Dataset listings of figures
## start
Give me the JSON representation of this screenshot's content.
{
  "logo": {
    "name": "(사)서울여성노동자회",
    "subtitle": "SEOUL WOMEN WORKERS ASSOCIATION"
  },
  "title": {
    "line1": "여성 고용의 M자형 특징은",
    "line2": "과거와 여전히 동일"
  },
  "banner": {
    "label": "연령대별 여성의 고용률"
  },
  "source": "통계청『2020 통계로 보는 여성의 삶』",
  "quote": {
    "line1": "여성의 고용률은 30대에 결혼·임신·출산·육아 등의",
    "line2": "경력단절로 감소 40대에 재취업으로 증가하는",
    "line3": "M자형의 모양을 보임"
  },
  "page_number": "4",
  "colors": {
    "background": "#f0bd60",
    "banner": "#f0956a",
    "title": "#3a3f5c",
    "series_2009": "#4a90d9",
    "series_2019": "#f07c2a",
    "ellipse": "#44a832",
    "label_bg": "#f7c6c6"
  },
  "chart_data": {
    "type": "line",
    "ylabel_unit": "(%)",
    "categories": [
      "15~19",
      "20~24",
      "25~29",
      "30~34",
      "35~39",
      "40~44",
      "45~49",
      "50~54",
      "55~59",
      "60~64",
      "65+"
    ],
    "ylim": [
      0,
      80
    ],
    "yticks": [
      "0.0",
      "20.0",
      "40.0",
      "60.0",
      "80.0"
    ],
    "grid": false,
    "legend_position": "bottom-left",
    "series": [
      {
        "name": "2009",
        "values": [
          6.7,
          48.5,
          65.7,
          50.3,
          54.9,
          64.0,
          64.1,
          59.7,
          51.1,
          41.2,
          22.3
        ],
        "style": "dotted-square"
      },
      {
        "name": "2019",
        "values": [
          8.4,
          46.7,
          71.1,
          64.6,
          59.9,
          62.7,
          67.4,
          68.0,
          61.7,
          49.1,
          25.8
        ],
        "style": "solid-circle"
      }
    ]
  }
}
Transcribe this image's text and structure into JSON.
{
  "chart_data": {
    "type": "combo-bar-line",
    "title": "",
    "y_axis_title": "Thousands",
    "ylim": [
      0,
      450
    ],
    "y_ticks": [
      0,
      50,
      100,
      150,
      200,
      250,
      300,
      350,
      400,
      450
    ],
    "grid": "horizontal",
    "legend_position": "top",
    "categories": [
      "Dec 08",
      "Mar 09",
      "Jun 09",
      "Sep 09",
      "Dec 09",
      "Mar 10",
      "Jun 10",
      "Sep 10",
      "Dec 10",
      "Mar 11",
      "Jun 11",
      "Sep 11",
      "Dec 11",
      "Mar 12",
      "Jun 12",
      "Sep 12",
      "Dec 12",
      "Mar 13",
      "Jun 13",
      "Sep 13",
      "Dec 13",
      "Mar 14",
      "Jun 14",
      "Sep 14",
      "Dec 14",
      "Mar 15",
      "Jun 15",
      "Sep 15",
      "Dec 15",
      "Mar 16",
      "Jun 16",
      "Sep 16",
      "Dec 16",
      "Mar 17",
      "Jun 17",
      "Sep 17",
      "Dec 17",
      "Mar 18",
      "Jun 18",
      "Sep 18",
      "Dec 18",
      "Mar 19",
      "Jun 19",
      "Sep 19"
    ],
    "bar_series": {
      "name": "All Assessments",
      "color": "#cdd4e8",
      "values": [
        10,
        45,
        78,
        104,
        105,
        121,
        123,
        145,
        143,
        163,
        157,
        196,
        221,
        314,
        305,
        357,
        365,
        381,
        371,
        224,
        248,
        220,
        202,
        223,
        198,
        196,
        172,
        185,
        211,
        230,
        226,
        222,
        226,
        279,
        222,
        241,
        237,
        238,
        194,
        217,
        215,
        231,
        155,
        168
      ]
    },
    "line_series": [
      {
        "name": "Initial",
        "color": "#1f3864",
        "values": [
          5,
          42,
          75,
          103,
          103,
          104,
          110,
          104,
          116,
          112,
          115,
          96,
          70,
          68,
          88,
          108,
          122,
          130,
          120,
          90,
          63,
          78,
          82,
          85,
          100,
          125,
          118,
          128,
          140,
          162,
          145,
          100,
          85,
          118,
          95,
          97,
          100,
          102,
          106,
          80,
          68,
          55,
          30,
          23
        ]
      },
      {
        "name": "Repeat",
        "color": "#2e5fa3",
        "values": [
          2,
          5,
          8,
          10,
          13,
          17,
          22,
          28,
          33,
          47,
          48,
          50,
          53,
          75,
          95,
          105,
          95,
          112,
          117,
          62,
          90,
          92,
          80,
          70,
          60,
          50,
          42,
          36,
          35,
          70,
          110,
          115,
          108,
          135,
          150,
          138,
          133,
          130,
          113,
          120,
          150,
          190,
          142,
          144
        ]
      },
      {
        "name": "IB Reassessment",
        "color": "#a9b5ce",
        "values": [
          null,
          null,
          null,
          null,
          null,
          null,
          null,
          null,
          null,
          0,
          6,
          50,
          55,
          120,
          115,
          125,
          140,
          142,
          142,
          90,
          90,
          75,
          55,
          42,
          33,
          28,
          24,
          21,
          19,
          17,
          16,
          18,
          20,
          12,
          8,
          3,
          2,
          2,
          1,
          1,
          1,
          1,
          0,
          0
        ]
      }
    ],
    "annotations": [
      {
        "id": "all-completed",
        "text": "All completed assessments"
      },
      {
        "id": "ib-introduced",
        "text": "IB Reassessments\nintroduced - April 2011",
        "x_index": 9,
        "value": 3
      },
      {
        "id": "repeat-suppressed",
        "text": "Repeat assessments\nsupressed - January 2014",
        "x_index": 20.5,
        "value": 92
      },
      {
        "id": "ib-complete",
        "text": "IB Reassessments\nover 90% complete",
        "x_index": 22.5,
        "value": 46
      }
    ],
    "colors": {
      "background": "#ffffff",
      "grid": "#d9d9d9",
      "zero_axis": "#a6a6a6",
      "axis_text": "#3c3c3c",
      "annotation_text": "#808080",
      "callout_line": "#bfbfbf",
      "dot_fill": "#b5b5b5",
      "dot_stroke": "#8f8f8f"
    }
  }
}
## end
§ **Aim**
Each line of the material above must be retyped precisely.

§ **Correct answer**
Give me the JSON representation of this screenshot's content.
{
  "logo": {
    "name": "(사)서울여성노동자회",
    "subtitle": "SEOUL WOMEN WORKERS ASSOCIATION"
  },
  "title": {
    "line1": "여성 고용의 M자형 특징은",
    "line2": "과거와 여전히 동일"
  },
  "banner": {
    "label": "연령대별 여성의 고용률"
  },
  "source": "통계청『2020 통계로 보는 여성의 삶』",
  "quote": {
    "line1": "여성의 고용률은 30대에 결혼·임신·출산·육아 등의",
    "line2": "경력단절로 감소 40대에 재취업으로 증가하는",
    "line3": "M자형의 모양을 보임"
  },
  "page_number": "4",
  "colors": {
    "background": "#f0bd60",
    "banner": "#f0956a",
    "title": "#3a3f5c",
    "series_2009": "#4a90d9",
    "series_2019": "#f07c2a",
    "ellipse": "#44a832",
    "label_bg": "#f7c6c6"
  },
  "chart_data": {
    "type": "line",
    "ylabel_unit": "(%)",
    "categories": [
      "15~19",
      "20~24",
      "25~29",
      "30~34",
      "35~39",
      "40~44",
      "45~49",
      "50~54",
      "55~59",
      "60~64",
      "65+"
    ],
    "ylim": [
      0,
      80
    ],
    "yticks": [
      "0.0",
      "20.0",
      "40.0",
      "60.0",
      "80.0"
    ],
    "grid": false,
    "legend_position": "bottom-left",
    "series": [
      {
        "name": "2009",
        "values": [
          6.7,
          48.5,
          65.7,
          50.3,
          54.9,
          64.0,
          64.1,
          59.7,
          51.1,
          41.2,
          22.3
        ],
        "style": "dotted-square"
      },
      {
        "name": "2019",
        "values": [
          8.4,
          46.7,
          71.1,
          64.6,
          59.9,
          62.7,
          67.4,
          68.0,
          61.7,
          49.1,
          25.8
        ],
        "style": "solid-circle"
      }
    ]
  }
}
Transcribe this image's text and structure into JSON.
{
  "chart_data": {
    "type": "combo-bar-line",
    "title": "",
    "y_axis_title": "Thousands",
    "ylim": [
      0,
      450
    ],
    "y_ticks": [
      0,
      50,
      100,
      150,
      200,
      250,
      300,
      350,
      400,
      450
    ],
    "grid": "horizontal",
    "legend_position": "top",
    "categories": [
      "Dec 08",
      "Mar 09",
      "Jun 09",
      "Sep 09",
      "Dec 09",
      "Mar 10",
      "Jun 10",
      "Sep 10",
      "Dec 10",
      "Mar 11",
      "Jun 11",
      "Sep 11",
      "Dec 11",
      "Mar 12",
      "Jun 12",
      "Sep 12",
      "Dec 12",
      "Mar 13",
      "Jun 13",
      "Sep 13",
      "Dec 13",
      "Mar 14",
      "Jun 14",
      "Sep 14",
      "Dec 14",
      "Mar 15",
      "Jun 15",
      "Sep 15",
      "Dec 15",
      "Mar 16",
      "Jun 16",
      "Sep 16",
      "Dec 16",
      "Mar 17",
      "Jun 17",
      "Sep 17",
      "Dec 17",
      "Mar 18",
      "Jun 18",
      "Sep 18",
      "Dec 18",
      "Mar 19",
      "Jun 19",
      "Sep 19"
    ],
    "bar_series": {
      "name": "All Assessments",
      "color": "#cdd4e8",
      "values": [
        10,
        45,
        78,
        104,
        105,
        121,
        123,
        145,
        143,
        163,
        157,
        196,
        221,
        314,
        305,
        357,
        365,
        381,
        371,
        224,
        248,
        220,
        202,
        223,
        198,
        196,
        172,
        185,
        211,
        230,
        226,
        222,
        226,
        279,
        222,
        241,
        237,
        238,
        194,
        217,
        215,
        231,
        155,
        168
      ]
    },
    "line_series": [
      {
        "name": "Initial",
        "color": "#1f3864",
        "values": [
          5,
          42,
          75,
          103,
          103,
          104,
          110,
          104,
          116,
          112,
          115,
          96,
          70,
          68,
          88,
          108,
          122,
          130,
          120,
          90,
          63,
          78,
          82,
          85,
          100,
          125,
          118,
          128,
          140,
          162,
          145,
          100,
          85,
          118,
          95,
          97,
          100,
          102,
          106,
          80,
          68,
          55,
          30,
          23
        ]
      },
      {
        "name": "Repeat",
        "color": "#2e5fa3",
        "values": [
          2,
          5,
          8,
          10,
          13,
          17,
          22,
          28,
          33,
          47,
          48,
          50,
          53,
          75,
          95,
          105,
          95,
          112,
          117,
          62,
          90,
          92,
          80,
          70,
          60,
          50,
          42,
          36,
          35,
          70,
          110,
          115,
          108,
          135,
          150,
          138,
          133,
          130,
          113,
          120,
          150,
          190,
          142,
          144
        ]
      },
      {
        "name": "IB Reassessment",
        "color": "#a9b5ce",
        "values": [
          null,
          null,
          null,
          null,
          null,
          null,
          null,
          null,
          null,
          0,
          6,
          50,
          55,
          120,
          115,
          125,
          140,
          142,
          142,
          90,
          90,
          75,
          55,
          42,
          33,
          28,
          24,
          21,
          19,
          17,
          16,
          18,
          20,
          12,
          8,
          3,
          2,
          2,
          1,
          1,
          1,
          1,
          0,
          0
        ]
      }
    ],
    "annotations": [
      {
        "id": "all-completed",
        "text": "All completed assessments"
      },
      {
        "id": "ib-introduced",
        "text": "IB Reassessments\nintroduced - April 2011",
        "x_index": 9,
        "value": 3
      },
      {
        "id": "repeat-suppressed",
        "text": "Repeat assessments\nsupressed - January 2014",
        "x_index": 20.5,
        "value": 92
      },
      {
        "id": "ib-complete",
        "text": "IB Reassessments\nover 90% complete",
        "x_index": 22.5,
        "value": 46
      }
    ],
    "colors": {
      "background": "#ffffff",
      "grid": "#d9d9d9",
      "zero_axis": "#a6a6a6",
      "axis_text": "#3c3c3c",
      "annotation_text": "#808080",
      "callout_line": "#bfbfbf",
      "dot_fill": "#b5b5b5",
      "dot_stroke": "#8f8f8f"
    }
  }
}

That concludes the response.